- Extracted information:
—————
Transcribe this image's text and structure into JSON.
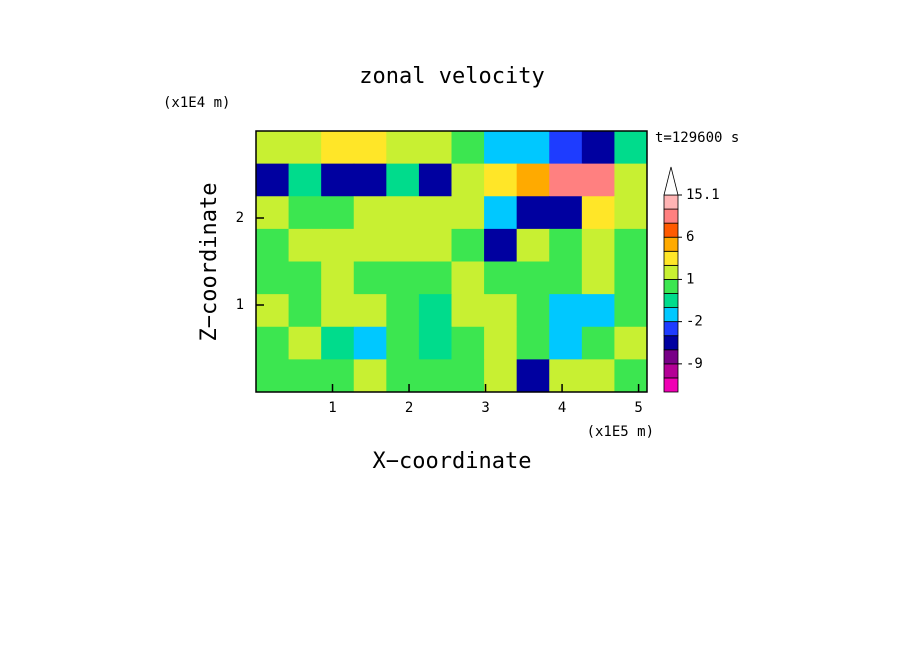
{
  "chart_data": {
    "type": "contour",
    "title": "zonal velocity",
    "x_label": "X−coordinate",
    "y_label": "Z−coordinate",
    "x_unit": "(x1E5 m)",
    "y_unit": "(x1E4 m)",
    "annotation": "t=129600 s",
    "xlim": [
      0,
      5.11
    ],
    "ylim": [
      0,
      3
    ],
    "xticks": [
      1,
      2,
      3,
      4,
      5
    ],
    "yticks": [
      1,
      2
    ],
    "levels": [
      -15,
      -12,
      -9,
      -6,
      -4,
      -2,
      -1,
      0,
      1,
      2,
      4,
      6,
      9,
      12,
      15.1
    ],
    "colors": [
      "#f000b4",
      "#b40096",
      "#780087",
      "#0000a0",
      "#1e3cff",
      "#00c8ff",
      "#00dc8c",
      "#3ce650",
      "#c8f032",
      "#ffe628",
      "#ffaa00",
      "#ff5a00",
      "#ff8080",
      "#ffb4b4"
    ],
    "colorbar_ticks": [
      -9,
      -2,
      1,
      6,
      15.1
    ],
    "z": [
      [
        1.5,
        1.5,
        2.5,
        2.5,
        1.5,
        1.5,
        0.5,
        -1.5,
        -1.5,
        -3,
        -5,
        -1
      ],
      [
        -5,
        -1,
        -6,
        -6,
        -1,
        -5,
        1.5,
        3,
        5,
        9,
        9,
        1.5
      ],
      [
        1.5,
        0.5,
        0.5,
        1.5,
        1.5,
        1.5,
        1.5,
        -1.5,
        -5,
        -5,
        3,
        1.5
      ],
      [
        0.5,
        1.5,
        1.5,
        1.5,
        1.5,
        1.5,
        0.5,
        -5,
        1.5,
        0.5,
        1.5,
        0.5
      ],
      [
        0.5,
        0.5,
        1.5,
        0.5,
        0.5,
        0.5,
        1.5,
        0.5,
        0.5,
        0.5,
        1.5,
        0.5
      ],
      [
        1.5,
        0.5,
        1.5,
        1.5,
        0.5,
        -0.5,
        1.5,
        1.5,
        0.5,
        -1.5,
        -1.5,
        0.5
      ],
      [
        0.5,
        1.5,
        -0.5,
        -1.5,
        0.5,
        -0.5,
        0.5,
        1.5,
        0.5,
        -1.5,
        0.5,
        1.5
      ],
      [
        0.5,
        0.5,
        0.5,
        1.5,
        0.5,
        0.5,
        0.5,
        1.5,
        -5,
        1.5,
        1.5,
        0.5
      ]
    ]
  }
}
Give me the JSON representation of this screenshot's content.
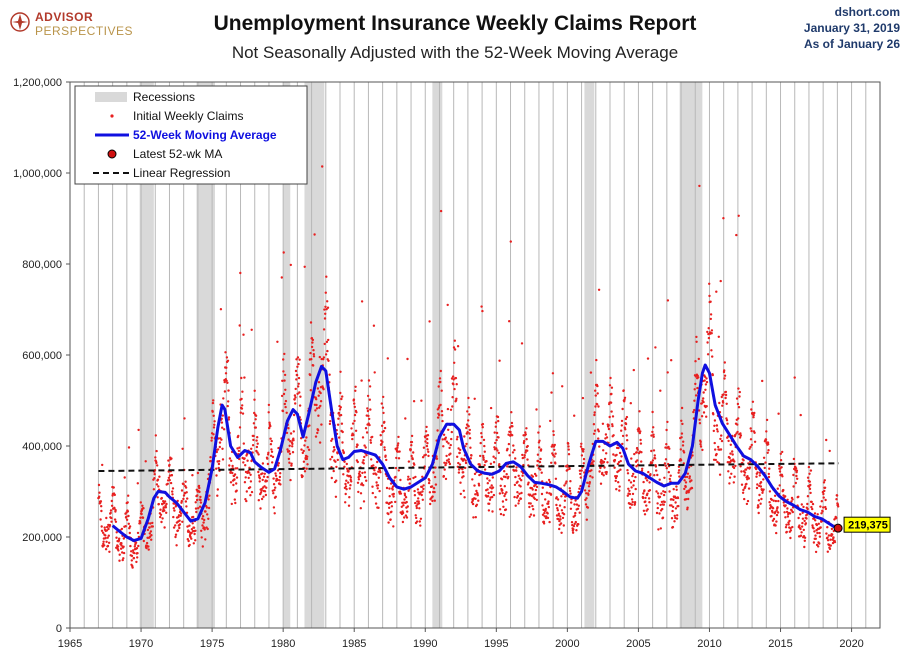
{
  "header": {
    "title": "Unemployment Insurance Weekly Claims Report",
    "subtitle": "Not Seasonally Adjusted with the 52-Week Moving Average",
    "logo_line1": "ADVISOR",
    "logo_line2": "PERSPECTIVES",
    "source": "dshort.com",
    "date": "January 31, 2019",
    "as_of": "As of January 26"
  },
  "colors": {
    "claims": "#e82020",
    "moving_average": "#1010e0",
    "recession": "#d9d9d9",
    "regression": "#111111",
    "callout": "#ffff00"
  },
  "chart_data": {
    "type": "scatter",
    "title": "Unemployment Insurance Weekly Claims Report",
    "subtitle": "Not Seasonally Adjusted with the 52-Week Moving Average",
    "xlim": [
      1965,
      2022
    ],
    "ylim": [
      0,
      1200000
    ],
    "x_ticks": [
      1965,
      1970,
      1975,
      1980,
      1985,
      1990,
      1995,
      2000,
      2005,
      2010,
      2015,
      2020
    ],
    "y_ticks": [
      0,
      200000,
      400000,
      600000,
      800000,
      1000000,
      1200000
    ],
    "y_tick_labels": [
      "0",
      "200,000",
      "400,000",
      "600,000",
      "800,000",
      "1,000,000",
      "1,200,000"
    ],
    "grid": "vertical",
    "legend_position": "top-left",
    "legend": [
      {
        "label": "Recessions",
        "kind": "band"
      },
      {
        "label": "Initial Weekly Claims",
        "kind": "dot"
      },
      {
        "label": "52-Week Moving Average",
        "kind": "line"
      },
      {
        "label": "Latest 52-wk MA",
        "kind": "marker"
      },
      {
        "label": "Linear Regression",
        "kind": "dashed"
      }
    ],
    "recessions": [
      [
        1969.9,
        1970.9
      ],
      [
        1973.9,
        1975.2
      ],
      [
        1980.0,
        1980.5
      ],
      [
        1981.5,
        1982.9
      ],
      [
        1990.5,
        1991.2
      ],
      [
        2001.2,
        2001.9
      ],
      [
        2007.9,
        2009.5
      ]
    ],
    "moving_average": [
      [
        1968.0,
        225000
      ],
      [
        1968.5,
        212000
      ],
      [
        1969.0,
        200000
      ],
      [
        1969.5,
        192000
      ],
      [
        1970.0,
        197000
      ],
      [
        1970.5,
        240000
      ],
      [
        1970.9,
        285000
      ],
      [
        1971.2,
        300000
      ],
      [
        1971.7,
        298000
      ],
      [
        1972.0,
        288000
      ],
      [
        1972.5,
        275000
      ],
      [
        1973.0,
        255000
      ],
      [
        1973.5,
        235000
      ],
      [
        1974.0,
        240000
      ],
      [
        1974.5,
        275000
      ],
      [
        1975.0,
        350000
      ],
      [
        1975.4,
        440000
      ],
      [
        1975.7,
        490000
      ],
      [
        1975.9,
        480000
      ],
      [
        1976.3,
        400000
      ],
      [
        1976.8,
        375000
      ],
      [
        1977.3,
        390000
      ],
      [
        1977.7,
        385000
      ],
      [
        1978.0,
        365000
      ],
      [
        1978.5,
        352000
      ],
      [
        1979.0,
        342000
      ],
      [
        1979.4,
        350000
      ],
      [
        1979.8,
        390000
      ],
      [
        1980.3,
        455000
      ],
      [
        1980.7,
        480000
      ],
      [
        1981.0,
        470000
      ],
      [
        1981.4,
        420000
      ],
      [
        1981.8,
        470000
      ],
      [
        1982.3,
        540000
      ],
      [
        1982.7,
        575000
      ],
      [
        1983.0,
        565000
      ],
      [
        1983.4,
        480000
      ],
      [
        1983.8,
        400000
      ],
      [
        1984.2,
        370000
      ],
      [
        1984.6,
        375000
      ],
      [
        1985.0,
        388000
      ],
      [
        1985.5,
        390000
      ],
      [
        1986.0,
        385000
      ],
      [
        1986.5,
        380000
      ],
      [
        1987.0,
        360000
      ],
      [
        1987.5,
        330000
      ],
      [
        1988.0,
        310000
      ],
      [
        1988.5,
        305000
      ],
      [
        1989.0,
        310000
      ],
      [
        1989.5,
        320000
      ],
      [
        1990.0,
        330000
      ],
      [
        1990.5,
        360000
      ],
      [
        1991.0,
        420000
      ],
      [
        1991.5,
        448000
      ],
      [
        1992.0,
        448000
      ],
      [
        1992.4,
        435000
      ],
      [
        1992.7,
        395000
      ],
      [
        1993.2,
        360000
      ],
      [
        1993.7,
        345000
      ],
      [
        1994.2,
        340000
      ],
      [
        1994.7,
        338000
      ],
      [
        1995.2,
        345000
      ],
      [
        1995.7,
        362000
      ],
      [
        1996.2,
        365000
      ],
      [
        1996.7,
        355000
      ],
      [
        1997.2,
        335000
      ],
      [
        1997.7,
        320000
      ],
      [
        1998.2,
        318000
      ],
      [
        1998.7,
        315000
      ],
      [
        1999.2,
        310000
      ],
      [
        1999.7,
        300000
      ],
      [
        2000.2,
        288000
      ],
      [
        2000.7,
        285000
      ],
      [
        2001.0,
        300000
      ],
      [
        2001.5,
        360000
      ],
      [
        2002.0,
        410000
      ],
      [
        2002.5,
        410000
      ],
      [
        2003.0,
        400000
      ],
      [
        2003.5,
        408000
      ],
      [
        2003.9,
        395000
      ],
      [
        2004.3,
        360000
      ],
      [
        2004.8,
        345000
      ],
      [
        2005.3,
        340000
      ],
      [
        2005.8,
        330000
      ],
      [
        2006.3,
        320000
      ],
      [
        2006.8,
        312000
      ],
      [
        2007.3,
        318000
      ],
      [
        2007.8,
        318000
      ],
      [
        2008.3,
        340000
      ],
      [
        2008.8,
        400000
      ],
      [
        2009.2,
        500000
      ],
      [
        2009.5,
        560000
      ],
      [
        2009.7,
        578000
      ],
      [
        2010.0,
        560000
      ],
      [
        2010.4,
        490000
      ],
      [
        2010.9,
        450000
      ],
      [
        2011.4,
        425000
      ],
      [
        2011.9,
        400000
      ],
      [
        2012.4,
        378000
      ],
      [
        2012.9,
        370000
      ],
      [
        2013.4,
        355000
      ],
      [
        2013.9,
        335000
      ],
      [
        2014.4,
        310000
      ],
      [
        2014.9,
        290000
      ],
      [
        2015.4,
        278000
      ],
      [
        2015.9,
        270000
      ],
      [
        2016.4,
        260000
      ],
      [
        2016.9,
        255000
      ],
      [
        2017.4,
        245000
      ],
      [
        2017.9,
        240000
      ],
      [
        2018.4,
        230000
      ],
      [
        2018.8,
        222000
      ],
      [
        2019.05,
        219375
      ]
    ],
    "latest_ma": {
      "x": 2019.05,
      "y": 219375,
      "label": "219,375"
    },
    "regression": {
      "start": [
        1967.0,
        345000
      ],
      "end": [
        2019.1,
        362000
      ]
    },
    "claims_generation": {
      "start": 1967.0,
      "end": 2019.08,
      "per_year": 52
    }
  }
}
—————
- Stated problem:
Figure out how many lines above include the string "this", then report that number and nothing else.

- Written reply:
2